[Saved data entries]
---
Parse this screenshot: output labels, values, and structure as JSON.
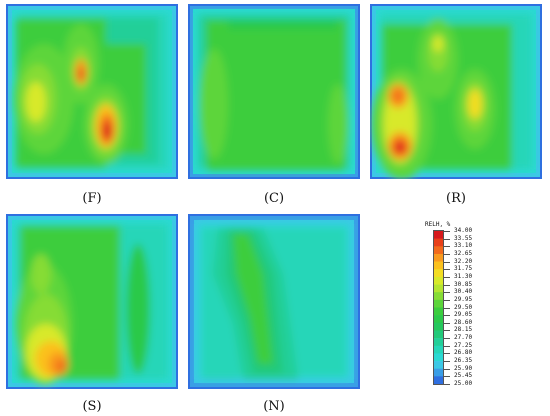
{
  "panels": [
    {
      "label": "(F)"
    },
    {
      "label": "(C)"
    },
    {
      "label": "(R)"
    },
    {
      "label": "(S)"
    },
    {
      "label": "(N)"
    }
  ],
  "legend": {
    "title": "RELH, %",
    "values": [
      "34.00",
      "33.55",
      "33.10",
      "32.65",
      "32.20",
      "31.75",
      "31.30",
      "30.85",
      "30.40",
      "29.95",
      "29.50",
      "29.05",
      "28.60",
      "28.15",
      "27.70",
      "27.25",
      "26.80",
      "26.35",
      "25.90",
      "25.45",
      "25.00"
    ],
    "colors": [
      "#d7191c",
      "#e8401a",
      "#f26a1c",
      "#f99a1e",
      "#fbc11e",
      "#f3dd23",
      "#d8e92a",
      "#b4e531",
      "#86dc36",
      "#5dd53b",
      "#3ccd3e",
      "#2cc94a",
      "#25c75d",
      "#22c97a",
      "#23cf98",
      "#26d6b8",
      "#2bd9d3",
      "#3cc8e6",
      "#3a9ee6",
      "#2f6fe0",
      "#1f38c9"
    ]
  }
}
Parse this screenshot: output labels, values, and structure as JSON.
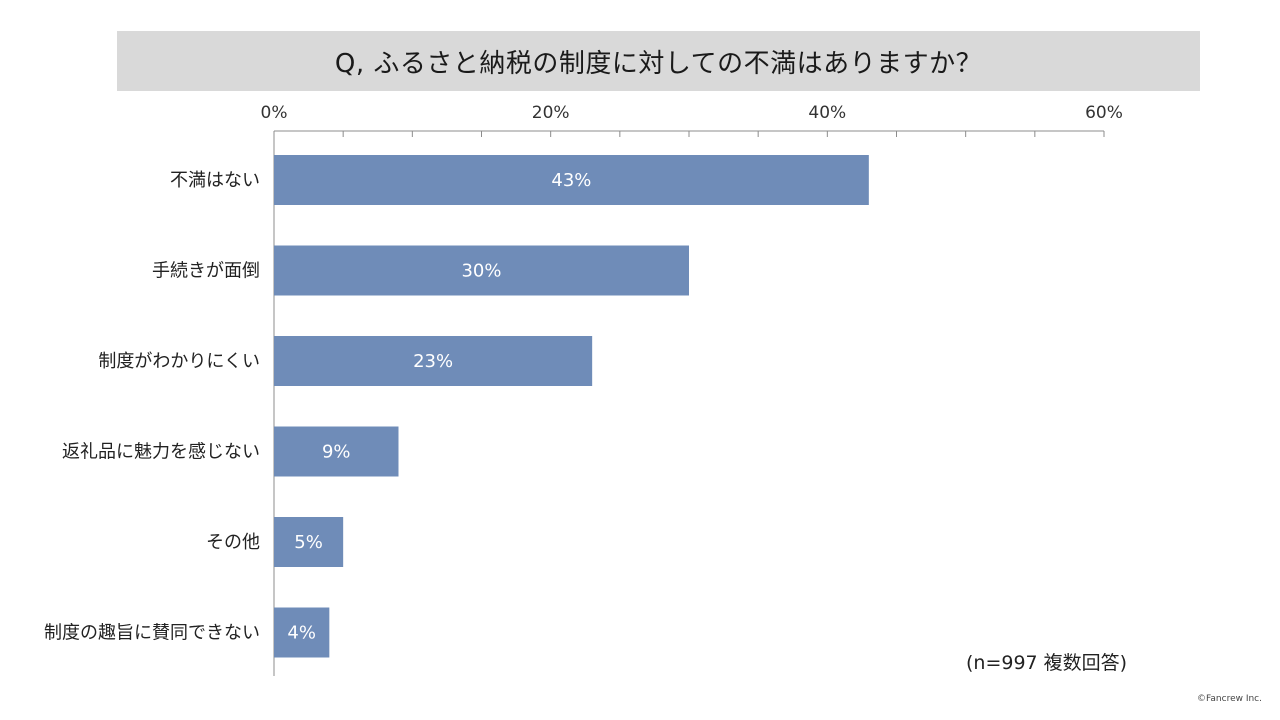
{
  "chart_data": {
    "type": "bar",
    "orientation": "horizontal",
    "title": "Q, ふるさと納税の制度に対しての不満はありますか？",
    "categories": [
      "不満はない",
      "手続きが面倒",
      "制度がわかりにくい",
      "返礼品に魅力を感じない",
      "その他",
      "制度の趣旨に賛同できない"
    ],
    "values": [
      43,
      30,
      23,
      9,
      5,
      4
    ],
    "value_labels": [
      "43%",
      "30%",
      "23%",
      "9%",
      "5%",
      "4%"
    ],
    "xlim": [
      0,
      60
    ],
    "x_ticks": [
      0,
      20,
      40,
      60
    ],
    "x_tick_labels": [
      "0%",
      "20%",
      "40%",
      "60%"
    ],
    "minor_tick_step": 5,
    "axis_position": "top",
    "grid": false,
    "legend": "none",
    "bar_color": "#6f8cb8"
  },
  "note": "(n=997 複数回答)",
  "credit": "©Fancrew Inc."
}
---
◆ TASK BRIEF ◆
Say how many lines in the entries contain the string "title", and say nothing else.

◆ RESULT OF THE TASK ◆
2